> **EXTRACTED INFORMATION**
▼

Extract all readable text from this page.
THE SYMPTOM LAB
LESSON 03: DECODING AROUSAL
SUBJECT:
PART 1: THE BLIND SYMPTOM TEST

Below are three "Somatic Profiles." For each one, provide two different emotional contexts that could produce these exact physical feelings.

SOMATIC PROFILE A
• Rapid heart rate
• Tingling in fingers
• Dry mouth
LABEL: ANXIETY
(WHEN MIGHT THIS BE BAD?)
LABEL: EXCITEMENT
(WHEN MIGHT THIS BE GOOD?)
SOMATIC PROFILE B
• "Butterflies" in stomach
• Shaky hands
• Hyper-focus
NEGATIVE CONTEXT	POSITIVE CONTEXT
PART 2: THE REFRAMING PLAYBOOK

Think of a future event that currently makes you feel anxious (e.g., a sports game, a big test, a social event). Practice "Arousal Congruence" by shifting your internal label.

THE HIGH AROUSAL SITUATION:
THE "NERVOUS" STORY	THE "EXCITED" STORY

▲

> **WHAT NEEDS TO BE DONE**
Look through the material above. Copy each line where the word "MIGHT" appears.

> **FINAL RESULT**
(WHEN MIGHT THIS BE BAD?)
(WHEN MIGHT THIS BE GOOD?)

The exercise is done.